Task to complete - Your task is to transcribe all the entries exactly, excluding pictures.

-- Start of Listed records --

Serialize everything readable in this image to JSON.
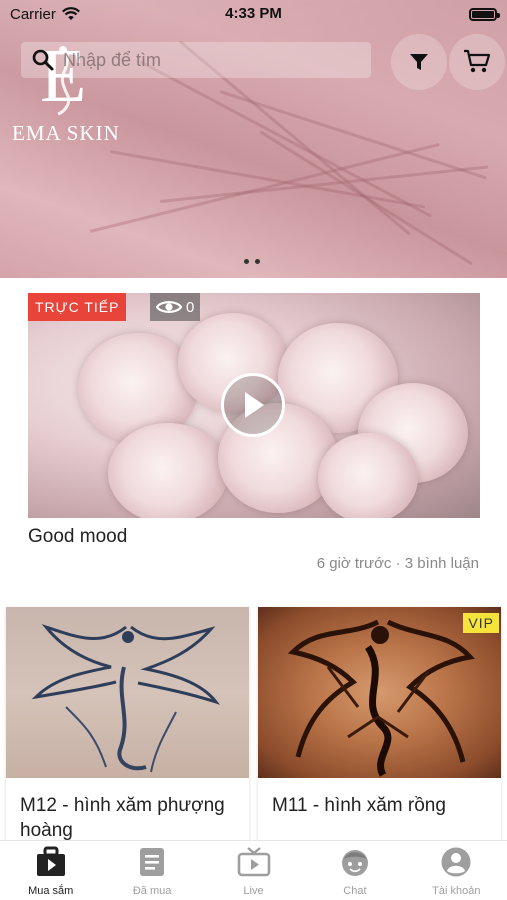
{
  "status_bar": {
    "carrier": "Carrier",
    "time": "4:33 PM"
  },
  "header": {
    "brand_letter": "E",
    "brand_name": "EMA SKIN",
    "search_placeholder": "Nhập để tìm",
    "icons": [
      "search-icon",
      "filter-icon",
      "cart-icon"
    ]
  },
  "banner": {
    "page_count": 2,
    "active_index": 0
  },
  "live": {
    "badge": "TRỰC TIẾP",
    "viewers": "0",
    "title": "Good mood",
    "meta": "6 giờ trước · 3 bình luận"
  },
  "products": [
    {
      "title": "M12 - hình xăm phượng hoàng",
      "badge": ""
    },
    {
      "title": "M11 - hình xăm rồng",
      "badge": "VIP"
    }
  ],
  "tabs": [
    {
      "label": "Mua sắm",
      "icon": "shopping-play-icon",
      "active": true
    },
    {
      "label": "Đã mua",
      "icon": "document-icon",
      "active": false
    },
    {
      "label": "Live",
      "icon": "tv-icon",
      "active": false
    },
    {
      "label": "Chat",
      "icon": "chat-face-icon",
      "active": false
    },
    {
      "label": "Tài khoản",
      "icon": "account-icon",
      "active": false
    }
  ],
  "colors": {
    "live_red": "#e8443a",
    "vip_yellow": "#f6e43a",
    "banner_pink": "#d4a3a9"
  }
}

-- End of Listed records --

Result of the exercise -
Serialize everything readable in this image to JSON.
{
  "status_bar": {
    "carrier": "Carrier",
    "time": "4:33 PM"
  },
  "header": {
    "brand_letter": "E",
    "brand_name": "EMA SKIN",
    "search_placeholder": "Nhập để tìm",
    "icons": [
      "search-icon",
      "filter-icon",
      "cart-icon"
    ]
  },
  "banner": {
    "page_count": 2,
    "active_index": 0
  },
  "live": {
    "badge": "TRỰC TIẾP",
    "viewers": "0",
    "title": "Good mood",
    "meta": "6 giờ trước · 3 bình luận"
  },
  "products": [
    {
      "title": "M12 - hình xăm phượng hoàng",
      "badge": ""
    },
    {
      "title": "M11 - hình xăm rồng",
      "badge": "VIP"
    }
  ],
  "tabs": [
    {
      "label": "Mua sắm",
      "icon": "shopping-play-icon",
      "active": true
    },
    {
      "label": "Đã mua",
      "icon": "document-icon",
      "active": false
    },
    {
      "label": "Live",
      "icon": "tv-icon",
      "active": false
    },
    {
      "label": "Chat",
      "icon": "chat-face-icon",
      "active": false
    },
    {
      "label": "Tài khoản",
      "icon": "account-icon",
      "active": false
    }
  ],
  "colors": {
    "live_red": "#e8443a",
    "vip_yellow": "#f6e43a",
    "banner_pink": "#d4a3a9"
  }
}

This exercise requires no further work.